Identify, in the records below, every line where the string "Forecast" appears, and copy each such line.

### Source data ###

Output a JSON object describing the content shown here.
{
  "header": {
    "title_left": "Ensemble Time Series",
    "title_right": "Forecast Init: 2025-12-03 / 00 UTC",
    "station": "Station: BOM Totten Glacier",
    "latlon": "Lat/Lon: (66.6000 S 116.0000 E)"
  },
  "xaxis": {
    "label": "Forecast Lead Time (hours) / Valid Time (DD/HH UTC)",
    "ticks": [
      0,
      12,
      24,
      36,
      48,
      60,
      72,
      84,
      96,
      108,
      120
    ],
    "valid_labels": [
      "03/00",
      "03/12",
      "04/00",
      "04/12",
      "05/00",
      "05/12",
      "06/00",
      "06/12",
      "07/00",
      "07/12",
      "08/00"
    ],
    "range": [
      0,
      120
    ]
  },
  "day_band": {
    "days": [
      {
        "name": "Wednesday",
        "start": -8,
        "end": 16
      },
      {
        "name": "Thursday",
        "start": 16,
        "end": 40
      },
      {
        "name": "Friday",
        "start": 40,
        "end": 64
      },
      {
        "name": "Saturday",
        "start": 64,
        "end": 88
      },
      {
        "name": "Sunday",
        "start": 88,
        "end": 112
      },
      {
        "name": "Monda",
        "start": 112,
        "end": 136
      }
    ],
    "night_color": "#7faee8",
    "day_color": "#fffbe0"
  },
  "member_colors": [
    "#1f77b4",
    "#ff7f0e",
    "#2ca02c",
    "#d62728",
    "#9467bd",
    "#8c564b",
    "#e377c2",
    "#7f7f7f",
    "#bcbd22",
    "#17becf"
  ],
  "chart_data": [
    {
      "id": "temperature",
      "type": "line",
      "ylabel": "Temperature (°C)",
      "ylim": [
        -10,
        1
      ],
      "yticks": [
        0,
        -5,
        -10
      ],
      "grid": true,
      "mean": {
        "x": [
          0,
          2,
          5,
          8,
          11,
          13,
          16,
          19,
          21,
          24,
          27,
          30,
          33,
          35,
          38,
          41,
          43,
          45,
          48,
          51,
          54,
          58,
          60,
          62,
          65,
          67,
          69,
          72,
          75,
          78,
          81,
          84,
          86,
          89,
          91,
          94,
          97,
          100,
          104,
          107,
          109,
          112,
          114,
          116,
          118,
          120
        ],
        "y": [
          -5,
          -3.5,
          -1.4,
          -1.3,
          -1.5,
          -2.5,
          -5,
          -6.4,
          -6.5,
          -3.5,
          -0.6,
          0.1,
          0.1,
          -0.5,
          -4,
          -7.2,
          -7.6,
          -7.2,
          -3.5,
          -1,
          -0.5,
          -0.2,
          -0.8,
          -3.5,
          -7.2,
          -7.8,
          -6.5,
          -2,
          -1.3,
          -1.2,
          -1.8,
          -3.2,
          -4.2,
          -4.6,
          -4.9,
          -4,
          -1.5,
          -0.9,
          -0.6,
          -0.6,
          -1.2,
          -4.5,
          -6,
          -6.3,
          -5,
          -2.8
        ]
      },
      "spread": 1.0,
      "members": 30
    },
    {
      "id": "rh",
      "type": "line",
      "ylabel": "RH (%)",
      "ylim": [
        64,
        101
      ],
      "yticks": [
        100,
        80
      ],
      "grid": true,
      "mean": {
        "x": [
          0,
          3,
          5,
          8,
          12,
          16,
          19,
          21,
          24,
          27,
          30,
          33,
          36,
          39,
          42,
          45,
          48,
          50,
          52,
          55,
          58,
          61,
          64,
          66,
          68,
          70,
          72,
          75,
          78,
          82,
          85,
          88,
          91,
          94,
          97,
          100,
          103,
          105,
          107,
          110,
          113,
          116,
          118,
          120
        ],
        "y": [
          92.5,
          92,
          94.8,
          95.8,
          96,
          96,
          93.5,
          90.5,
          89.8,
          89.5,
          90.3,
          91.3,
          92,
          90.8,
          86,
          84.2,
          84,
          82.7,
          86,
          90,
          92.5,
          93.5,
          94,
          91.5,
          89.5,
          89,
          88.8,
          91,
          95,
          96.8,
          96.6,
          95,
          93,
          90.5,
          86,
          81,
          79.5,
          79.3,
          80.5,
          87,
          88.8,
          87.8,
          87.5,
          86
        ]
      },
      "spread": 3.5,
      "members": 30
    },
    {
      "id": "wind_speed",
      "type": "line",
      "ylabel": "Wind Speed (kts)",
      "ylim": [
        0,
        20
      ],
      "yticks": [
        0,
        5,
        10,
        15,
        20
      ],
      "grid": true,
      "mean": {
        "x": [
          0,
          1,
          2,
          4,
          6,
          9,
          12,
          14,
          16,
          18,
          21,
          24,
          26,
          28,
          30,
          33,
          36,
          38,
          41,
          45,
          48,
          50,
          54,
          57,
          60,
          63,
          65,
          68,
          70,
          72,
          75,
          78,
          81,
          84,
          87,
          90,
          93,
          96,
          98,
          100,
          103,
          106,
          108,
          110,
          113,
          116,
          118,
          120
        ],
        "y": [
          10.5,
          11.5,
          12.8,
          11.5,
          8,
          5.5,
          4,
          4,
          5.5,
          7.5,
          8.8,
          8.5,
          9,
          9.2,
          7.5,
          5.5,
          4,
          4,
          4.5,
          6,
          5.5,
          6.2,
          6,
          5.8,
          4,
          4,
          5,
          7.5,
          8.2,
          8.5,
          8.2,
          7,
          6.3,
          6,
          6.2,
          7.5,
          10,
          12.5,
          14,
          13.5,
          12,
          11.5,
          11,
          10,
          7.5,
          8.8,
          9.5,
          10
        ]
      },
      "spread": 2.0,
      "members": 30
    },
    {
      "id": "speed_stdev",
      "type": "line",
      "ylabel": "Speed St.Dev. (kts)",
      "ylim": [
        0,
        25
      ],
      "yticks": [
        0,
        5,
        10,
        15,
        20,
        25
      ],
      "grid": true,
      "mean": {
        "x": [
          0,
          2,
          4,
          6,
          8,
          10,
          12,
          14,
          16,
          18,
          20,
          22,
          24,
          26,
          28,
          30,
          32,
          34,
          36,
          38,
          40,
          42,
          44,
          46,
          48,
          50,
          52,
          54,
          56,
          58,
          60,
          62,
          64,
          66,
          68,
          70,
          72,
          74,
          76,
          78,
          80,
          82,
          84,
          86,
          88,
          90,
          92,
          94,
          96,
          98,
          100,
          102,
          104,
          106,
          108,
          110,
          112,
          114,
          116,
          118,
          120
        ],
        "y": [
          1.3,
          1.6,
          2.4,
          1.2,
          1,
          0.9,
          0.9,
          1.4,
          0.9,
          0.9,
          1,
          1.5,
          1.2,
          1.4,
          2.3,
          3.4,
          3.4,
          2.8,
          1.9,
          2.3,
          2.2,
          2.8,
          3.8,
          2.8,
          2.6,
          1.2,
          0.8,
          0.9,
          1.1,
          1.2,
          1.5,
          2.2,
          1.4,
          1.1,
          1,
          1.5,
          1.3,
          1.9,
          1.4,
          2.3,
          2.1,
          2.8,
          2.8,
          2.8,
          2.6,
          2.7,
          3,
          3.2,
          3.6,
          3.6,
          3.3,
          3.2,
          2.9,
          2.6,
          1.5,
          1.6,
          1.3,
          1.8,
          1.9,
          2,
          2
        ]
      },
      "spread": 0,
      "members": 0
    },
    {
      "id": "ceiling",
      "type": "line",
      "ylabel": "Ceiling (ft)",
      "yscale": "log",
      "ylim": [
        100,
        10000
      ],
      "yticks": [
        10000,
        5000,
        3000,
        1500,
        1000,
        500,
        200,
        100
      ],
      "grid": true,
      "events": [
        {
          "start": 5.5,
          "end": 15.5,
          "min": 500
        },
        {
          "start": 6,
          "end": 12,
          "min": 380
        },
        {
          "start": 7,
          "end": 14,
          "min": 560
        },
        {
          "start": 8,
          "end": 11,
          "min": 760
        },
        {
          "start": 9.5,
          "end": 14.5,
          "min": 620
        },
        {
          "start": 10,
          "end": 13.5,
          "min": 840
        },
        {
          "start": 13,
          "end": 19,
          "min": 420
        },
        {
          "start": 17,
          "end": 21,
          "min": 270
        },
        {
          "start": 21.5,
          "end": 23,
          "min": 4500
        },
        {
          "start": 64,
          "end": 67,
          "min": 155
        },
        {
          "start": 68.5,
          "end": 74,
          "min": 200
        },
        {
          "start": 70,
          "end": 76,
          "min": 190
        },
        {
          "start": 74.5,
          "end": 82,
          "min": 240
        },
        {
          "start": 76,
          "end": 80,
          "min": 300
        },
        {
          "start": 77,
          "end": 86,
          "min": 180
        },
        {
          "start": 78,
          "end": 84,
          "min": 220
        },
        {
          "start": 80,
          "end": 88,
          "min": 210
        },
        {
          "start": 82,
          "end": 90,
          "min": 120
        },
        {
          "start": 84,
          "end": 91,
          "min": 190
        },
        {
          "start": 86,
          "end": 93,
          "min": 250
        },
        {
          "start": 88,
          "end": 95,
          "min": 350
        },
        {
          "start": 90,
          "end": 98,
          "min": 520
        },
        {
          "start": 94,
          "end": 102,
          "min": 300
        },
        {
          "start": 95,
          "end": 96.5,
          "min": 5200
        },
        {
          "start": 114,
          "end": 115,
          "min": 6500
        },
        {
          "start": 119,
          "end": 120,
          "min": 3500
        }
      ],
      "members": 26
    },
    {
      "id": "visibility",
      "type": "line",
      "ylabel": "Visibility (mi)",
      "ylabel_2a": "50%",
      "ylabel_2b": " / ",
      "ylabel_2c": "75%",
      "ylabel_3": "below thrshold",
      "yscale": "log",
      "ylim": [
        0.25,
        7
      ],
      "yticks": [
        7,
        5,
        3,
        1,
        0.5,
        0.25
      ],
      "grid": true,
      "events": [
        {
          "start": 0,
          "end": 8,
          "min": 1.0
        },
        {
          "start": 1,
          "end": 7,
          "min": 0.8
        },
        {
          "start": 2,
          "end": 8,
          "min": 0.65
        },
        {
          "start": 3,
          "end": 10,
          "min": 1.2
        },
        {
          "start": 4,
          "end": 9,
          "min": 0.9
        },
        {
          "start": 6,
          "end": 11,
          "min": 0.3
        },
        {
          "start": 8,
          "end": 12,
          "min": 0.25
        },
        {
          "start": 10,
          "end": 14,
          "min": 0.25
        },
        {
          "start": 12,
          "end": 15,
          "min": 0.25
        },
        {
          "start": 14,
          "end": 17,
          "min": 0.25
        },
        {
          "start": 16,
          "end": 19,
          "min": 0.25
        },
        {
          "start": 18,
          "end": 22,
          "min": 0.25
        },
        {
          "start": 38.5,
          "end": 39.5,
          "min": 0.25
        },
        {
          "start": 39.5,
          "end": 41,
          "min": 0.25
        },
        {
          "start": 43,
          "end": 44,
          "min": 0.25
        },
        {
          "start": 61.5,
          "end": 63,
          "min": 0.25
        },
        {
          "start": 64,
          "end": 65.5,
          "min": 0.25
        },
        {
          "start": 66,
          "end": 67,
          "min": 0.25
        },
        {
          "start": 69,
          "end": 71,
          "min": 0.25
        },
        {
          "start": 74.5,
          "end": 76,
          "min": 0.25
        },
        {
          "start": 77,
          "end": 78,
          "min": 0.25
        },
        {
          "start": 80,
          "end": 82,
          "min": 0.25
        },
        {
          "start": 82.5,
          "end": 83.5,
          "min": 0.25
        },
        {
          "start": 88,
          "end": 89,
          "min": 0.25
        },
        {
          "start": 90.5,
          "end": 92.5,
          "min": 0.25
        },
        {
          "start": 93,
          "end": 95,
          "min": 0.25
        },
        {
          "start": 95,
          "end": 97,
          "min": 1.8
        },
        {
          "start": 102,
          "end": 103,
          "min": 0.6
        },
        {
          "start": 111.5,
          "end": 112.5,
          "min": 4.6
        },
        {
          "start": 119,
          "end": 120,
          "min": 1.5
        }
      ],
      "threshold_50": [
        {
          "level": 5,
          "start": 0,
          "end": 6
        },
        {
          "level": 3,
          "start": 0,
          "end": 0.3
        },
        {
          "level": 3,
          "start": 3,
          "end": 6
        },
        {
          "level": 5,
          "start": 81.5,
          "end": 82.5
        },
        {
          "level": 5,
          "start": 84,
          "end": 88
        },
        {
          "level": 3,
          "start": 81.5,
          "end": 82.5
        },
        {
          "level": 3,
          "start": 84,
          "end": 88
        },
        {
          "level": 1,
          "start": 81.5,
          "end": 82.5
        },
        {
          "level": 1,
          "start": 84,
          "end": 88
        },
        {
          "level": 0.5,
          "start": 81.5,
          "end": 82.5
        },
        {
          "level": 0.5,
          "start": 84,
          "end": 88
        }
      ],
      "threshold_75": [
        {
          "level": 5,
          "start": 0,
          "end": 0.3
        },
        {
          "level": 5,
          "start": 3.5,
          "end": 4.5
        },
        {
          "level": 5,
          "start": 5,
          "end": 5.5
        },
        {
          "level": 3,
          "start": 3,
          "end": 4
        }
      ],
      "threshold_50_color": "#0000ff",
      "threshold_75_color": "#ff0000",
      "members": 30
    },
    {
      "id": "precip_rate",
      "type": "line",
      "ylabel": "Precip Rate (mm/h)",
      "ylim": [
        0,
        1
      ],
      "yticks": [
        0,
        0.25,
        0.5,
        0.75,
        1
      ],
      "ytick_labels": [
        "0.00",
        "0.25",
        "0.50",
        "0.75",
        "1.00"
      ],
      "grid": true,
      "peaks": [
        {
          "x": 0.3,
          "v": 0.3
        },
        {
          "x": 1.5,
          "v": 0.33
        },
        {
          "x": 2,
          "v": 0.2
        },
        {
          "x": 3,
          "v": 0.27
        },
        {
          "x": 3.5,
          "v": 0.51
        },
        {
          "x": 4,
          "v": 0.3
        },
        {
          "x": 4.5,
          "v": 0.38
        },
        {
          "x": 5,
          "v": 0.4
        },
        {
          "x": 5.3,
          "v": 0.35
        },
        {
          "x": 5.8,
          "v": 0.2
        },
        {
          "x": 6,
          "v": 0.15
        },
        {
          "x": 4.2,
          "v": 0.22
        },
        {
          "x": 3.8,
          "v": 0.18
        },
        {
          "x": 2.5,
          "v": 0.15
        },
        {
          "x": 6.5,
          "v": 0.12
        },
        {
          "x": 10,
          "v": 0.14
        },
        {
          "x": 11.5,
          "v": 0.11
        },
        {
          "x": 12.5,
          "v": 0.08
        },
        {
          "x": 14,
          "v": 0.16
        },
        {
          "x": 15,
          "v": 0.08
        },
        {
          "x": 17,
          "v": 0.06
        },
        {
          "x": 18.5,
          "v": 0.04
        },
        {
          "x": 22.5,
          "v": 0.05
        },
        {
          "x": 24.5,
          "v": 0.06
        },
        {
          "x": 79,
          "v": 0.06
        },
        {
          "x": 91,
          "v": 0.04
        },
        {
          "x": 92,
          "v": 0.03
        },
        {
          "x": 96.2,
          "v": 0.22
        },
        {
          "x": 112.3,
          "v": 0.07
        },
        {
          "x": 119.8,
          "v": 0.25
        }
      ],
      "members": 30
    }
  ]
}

###

• Solution for this problem:
    "title_right": "Forecast Init: 2025-12-03 / 00 UTC",
    "label": "Forecast Lead Time (hours) / Valid Time (DD/HH UTC)",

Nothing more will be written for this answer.